Supplied material:
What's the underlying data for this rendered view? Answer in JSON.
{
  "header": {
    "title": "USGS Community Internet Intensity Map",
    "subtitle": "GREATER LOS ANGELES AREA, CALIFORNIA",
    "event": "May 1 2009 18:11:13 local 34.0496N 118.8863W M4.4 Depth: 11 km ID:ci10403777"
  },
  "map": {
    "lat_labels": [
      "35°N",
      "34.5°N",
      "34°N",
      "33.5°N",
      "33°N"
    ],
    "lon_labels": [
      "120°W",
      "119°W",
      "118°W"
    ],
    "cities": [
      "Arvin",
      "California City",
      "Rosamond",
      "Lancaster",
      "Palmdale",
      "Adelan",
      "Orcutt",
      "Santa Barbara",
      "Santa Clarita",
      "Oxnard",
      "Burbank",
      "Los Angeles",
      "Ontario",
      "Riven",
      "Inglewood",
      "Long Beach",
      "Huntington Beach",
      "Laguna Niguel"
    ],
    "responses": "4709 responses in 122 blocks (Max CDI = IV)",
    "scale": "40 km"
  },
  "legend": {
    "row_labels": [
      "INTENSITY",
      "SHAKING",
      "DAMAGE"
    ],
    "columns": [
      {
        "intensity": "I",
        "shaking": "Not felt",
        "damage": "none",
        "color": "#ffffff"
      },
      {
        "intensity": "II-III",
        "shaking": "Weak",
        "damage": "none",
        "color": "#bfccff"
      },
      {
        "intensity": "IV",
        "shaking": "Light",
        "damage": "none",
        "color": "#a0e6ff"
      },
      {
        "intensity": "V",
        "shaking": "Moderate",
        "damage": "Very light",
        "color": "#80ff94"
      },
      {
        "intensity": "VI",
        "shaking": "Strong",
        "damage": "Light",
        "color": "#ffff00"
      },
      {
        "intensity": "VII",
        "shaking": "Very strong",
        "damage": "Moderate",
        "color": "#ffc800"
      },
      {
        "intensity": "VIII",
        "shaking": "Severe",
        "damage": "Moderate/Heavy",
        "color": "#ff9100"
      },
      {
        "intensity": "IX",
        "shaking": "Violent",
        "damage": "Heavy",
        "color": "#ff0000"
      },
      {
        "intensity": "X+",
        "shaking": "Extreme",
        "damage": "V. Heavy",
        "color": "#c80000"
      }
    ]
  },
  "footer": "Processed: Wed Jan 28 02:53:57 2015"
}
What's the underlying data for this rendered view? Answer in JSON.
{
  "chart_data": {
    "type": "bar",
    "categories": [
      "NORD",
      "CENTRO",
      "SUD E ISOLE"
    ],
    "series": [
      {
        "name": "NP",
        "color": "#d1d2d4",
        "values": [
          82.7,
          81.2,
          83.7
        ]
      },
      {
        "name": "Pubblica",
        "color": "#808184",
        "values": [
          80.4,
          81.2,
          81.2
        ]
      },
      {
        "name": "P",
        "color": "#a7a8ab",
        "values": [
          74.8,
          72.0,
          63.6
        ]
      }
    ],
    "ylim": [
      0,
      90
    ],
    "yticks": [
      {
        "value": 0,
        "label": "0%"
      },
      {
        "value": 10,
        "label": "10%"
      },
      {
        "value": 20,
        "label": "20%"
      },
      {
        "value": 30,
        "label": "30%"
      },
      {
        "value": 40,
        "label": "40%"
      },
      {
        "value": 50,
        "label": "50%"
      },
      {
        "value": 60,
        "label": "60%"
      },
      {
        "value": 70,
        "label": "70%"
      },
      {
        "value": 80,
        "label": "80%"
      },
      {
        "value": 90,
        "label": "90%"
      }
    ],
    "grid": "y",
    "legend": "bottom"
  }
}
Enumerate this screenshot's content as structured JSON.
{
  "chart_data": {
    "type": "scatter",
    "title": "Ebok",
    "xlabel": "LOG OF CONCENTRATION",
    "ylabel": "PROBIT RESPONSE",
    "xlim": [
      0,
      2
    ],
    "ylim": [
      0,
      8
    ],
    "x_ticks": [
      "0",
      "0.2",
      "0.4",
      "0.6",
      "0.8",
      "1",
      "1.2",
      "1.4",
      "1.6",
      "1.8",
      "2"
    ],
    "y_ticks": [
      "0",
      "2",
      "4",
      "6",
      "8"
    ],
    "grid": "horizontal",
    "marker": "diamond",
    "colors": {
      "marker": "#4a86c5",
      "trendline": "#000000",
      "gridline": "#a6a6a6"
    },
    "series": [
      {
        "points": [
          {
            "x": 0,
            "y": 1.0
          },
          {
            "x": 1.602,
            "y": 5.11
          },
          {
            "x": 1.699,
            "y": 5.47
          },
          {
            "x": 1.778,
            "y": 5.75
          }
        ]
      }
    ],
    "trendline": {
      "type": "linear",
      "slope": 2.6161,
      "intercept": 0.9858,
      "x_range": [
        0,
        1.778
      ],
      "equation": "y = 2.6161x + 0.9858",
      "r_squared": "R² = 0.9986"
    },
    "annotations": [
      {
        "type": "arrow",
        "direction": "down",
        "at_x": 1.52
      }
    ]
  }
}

Exercise brief:
State how many lines of the entries above include the word "Moderate", offering no text other than the number.

Answer for this exercise:
3